Problem requirements: Find each line with the string "this" and copy it.

Begin Input

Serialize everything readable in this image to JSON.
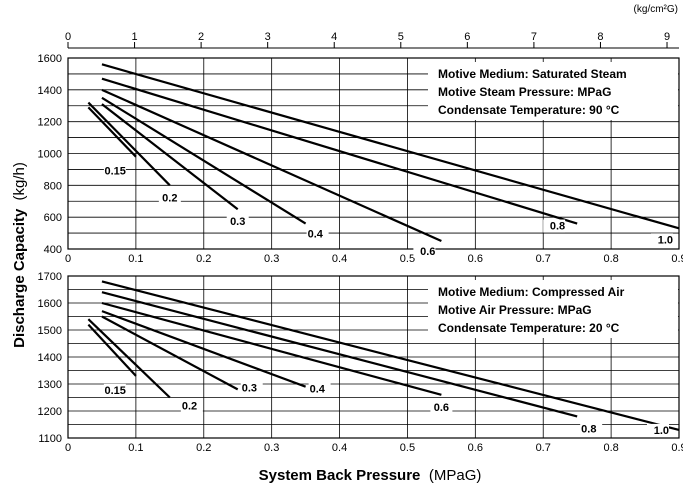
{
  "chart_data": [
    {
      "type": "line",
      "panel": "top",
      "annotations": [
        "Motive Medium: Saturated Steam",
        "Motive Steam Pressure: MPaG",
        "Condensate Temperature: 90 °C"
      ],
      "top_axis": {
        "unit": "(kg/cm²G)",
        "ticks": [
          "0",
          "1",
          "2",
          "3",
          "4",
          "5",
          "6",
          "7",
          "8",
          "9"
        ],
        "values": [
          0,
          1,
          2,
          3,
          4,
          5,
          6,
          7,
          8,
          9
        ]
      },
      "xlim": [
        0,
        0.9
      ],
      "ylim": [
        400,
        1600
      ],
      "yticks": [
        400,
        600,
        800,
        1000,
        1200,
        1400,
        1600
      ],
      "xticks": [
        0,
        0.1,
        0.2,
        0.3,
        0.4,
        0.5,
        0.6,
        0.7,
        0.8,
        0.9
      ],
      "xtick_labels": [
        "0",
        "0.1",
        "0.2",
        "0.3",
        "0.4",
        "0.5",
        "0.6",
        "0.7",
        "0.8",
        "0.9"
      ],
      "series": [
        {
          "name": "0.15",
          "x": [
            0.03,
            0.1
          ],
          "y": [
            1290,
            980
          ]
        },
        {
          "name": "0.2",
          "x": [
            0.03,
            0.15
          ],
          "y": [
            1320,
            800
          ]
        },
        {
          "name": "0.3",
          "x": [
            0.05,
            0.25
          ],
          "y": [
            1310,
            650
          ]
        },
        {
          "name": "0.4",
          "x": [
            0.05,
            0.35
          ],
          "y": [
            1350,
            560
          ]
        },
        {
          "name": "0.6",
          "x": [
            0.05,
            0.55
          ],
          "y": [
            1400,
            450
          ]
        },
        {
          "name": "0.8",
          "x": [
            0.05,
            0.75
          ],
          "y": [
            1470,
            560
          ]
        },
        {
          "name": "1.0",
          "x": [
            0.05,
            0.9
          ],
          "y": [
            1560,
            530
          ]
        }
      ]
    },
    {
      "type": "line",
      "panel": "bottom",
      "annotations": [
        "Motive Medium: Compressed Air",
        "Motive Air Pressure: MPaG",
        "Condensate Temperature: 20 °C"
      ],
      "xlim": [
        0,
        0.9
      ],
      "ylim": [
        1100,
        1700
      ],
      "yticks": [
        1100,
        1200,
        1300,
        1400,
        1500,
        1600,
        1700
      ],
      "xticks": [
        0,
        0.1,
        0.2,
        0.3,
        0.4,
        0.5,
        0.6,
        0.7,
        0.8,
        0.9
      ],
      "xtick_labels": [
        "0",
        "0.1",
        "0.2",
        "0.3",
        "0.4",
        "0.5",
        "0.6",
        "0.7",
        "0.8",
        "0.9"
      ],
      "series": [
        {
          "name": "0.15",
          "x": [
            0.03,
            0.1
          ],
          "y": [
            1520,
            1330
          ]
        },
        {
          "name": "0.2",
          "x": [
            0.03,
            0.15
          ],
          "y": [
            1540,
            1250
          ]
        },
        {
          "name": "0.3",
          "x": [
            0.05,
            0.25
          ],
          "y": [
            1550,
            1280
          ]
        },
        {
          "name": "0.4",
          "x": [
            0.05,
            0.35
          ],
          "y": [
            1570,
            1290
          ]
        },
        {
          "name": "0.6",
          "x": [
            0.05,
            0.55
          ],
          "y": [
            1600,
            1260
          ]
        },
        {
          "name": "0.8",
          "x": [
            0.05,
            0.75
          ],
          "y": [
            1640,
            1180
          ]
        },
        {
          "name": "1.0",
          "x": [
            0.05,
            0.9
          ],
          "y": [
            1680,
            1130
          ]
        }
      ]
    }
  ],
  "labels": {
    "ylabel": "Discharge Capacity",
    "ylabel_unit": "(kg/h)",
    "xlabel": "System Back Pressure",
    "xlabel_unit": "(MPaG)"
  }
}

End Input
Begin Input

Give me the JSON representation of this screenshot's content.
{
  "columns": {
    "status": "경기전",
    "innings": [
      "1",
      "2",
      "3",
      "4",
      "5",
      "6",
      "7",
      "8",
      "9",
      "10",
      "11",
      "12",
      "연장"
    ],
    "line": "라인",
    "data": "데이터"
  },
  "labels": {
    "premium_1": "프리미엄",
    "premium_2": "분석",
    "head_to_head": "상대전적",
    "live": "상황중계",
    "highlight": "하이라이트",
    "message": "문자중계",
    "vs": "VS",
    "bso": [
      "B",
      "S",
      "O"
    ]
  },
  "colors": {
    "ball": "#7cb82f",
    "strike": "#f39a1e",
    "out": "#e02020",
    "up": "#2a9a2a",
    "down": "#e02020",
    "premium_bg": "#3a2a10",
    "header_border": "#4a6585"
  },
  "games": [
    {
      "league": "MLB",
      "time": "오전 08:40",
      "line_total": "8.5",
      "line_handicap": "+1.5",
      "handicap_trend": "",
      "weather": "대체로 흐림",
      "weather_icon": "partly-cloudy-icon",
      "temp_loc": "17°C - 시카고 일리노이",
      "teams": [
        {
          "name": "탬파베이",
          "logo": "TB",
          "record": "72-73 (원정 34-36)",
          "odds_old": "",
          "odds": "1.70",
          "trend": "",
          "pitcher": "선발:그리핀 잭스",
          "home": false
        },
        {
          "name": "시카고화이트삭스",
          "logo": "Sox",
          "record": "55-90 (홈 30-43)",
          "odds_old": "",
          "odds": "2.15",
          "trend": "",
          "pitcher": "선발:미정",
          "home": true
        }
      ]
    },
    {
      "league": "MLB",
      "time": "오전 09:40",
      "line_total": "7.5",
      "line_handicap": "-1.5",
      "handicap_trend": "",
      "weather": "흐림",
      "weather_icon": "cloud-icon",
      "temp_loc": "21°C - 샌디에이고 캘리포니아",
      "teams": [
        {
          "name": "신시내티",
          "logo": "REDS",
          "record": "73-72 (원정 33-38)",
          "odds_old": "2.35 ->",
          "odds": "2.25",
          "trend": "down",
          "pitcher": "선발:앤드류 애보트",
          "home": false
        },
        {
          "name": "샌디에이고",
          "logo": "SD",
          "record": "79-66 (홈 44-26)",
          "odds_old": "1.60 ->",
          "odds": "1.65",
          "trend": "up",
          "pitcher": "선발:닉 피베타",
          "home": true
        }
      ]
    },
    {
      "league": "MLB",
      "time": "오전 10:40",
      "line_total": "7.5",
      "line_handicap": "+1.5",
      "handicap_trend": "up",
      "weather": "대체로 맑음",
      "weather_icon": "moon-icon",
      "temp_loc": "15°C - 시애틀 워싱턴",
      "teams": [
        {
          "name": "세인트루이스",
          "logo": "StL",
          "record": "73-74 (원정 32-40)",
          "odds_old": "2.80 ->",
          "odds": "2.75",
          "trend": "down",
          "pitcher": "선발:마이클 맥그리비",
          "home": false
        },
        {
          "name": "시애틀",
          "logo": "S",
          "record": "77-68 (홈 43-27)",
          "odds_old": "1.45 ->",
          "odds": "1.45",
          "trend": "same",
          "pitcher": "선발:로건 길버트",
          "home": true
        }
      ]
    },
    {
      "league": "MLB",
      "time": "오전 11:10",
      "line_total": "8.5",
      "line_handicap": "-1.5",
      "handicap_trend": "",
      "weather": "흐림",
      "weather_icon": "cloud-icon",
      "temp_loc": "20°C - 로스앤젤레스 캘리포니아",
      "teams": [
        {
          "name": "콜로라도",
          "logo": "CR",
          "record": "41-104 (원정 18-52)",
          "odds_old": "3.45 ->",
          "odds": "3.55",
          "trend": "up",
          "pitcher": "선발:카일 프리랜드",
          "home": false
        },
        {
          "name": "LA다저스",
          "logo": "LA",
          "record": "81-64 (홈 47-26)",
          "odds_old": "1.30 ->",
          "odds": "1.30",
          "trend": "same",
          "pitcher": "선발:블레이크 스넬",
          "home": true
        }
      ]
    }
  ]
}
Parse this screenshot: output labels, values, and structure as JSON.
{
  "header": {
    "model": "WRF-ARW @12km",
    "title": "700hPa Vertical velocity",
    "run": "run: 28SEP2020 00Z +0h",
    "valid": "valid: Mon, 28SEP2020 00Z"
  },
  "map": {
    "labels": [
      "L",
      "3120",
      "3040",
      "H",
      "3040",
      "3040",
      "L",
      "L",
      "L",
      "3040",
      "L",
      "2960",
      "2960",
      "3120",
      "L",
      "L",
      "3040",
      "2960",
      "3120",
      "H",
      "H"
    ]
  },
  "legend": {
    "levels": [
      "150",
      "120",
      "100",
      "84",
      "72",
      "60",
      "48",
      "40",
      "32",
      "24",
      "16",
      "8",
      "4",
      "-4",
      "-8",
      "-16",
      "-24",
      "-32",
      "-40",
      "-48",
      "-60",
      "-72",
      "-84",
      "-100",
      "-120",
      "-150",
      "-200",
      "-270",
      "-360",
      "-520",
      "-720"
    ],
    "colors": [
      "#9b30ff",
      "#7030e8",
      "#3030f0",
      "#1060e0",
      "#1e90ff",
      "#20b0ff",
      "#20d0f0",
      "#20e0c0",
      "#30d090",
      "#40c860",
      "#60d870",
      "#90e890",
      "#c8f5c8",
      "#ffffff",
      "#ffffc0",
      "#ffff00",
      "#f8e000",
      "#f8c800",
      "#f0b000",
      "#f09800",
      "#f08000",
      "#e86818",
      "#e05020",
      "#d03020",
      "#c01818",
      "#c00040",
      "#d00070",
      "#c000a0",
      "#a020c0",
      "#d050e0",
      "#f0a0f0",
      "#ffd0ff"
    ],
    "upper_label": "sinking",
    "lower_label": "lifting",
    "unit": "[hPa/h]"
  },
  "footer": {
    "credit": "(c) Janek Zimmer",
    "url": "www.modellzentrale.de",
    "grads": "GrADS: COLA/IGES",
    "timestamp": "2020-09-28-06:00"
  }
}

End Input

Written solution:
Serialize everything readable in this image to JSON.
Give me the JSON representation of this screenshot's content.
Parse this screenshot: output labels, values, and structure as JSON.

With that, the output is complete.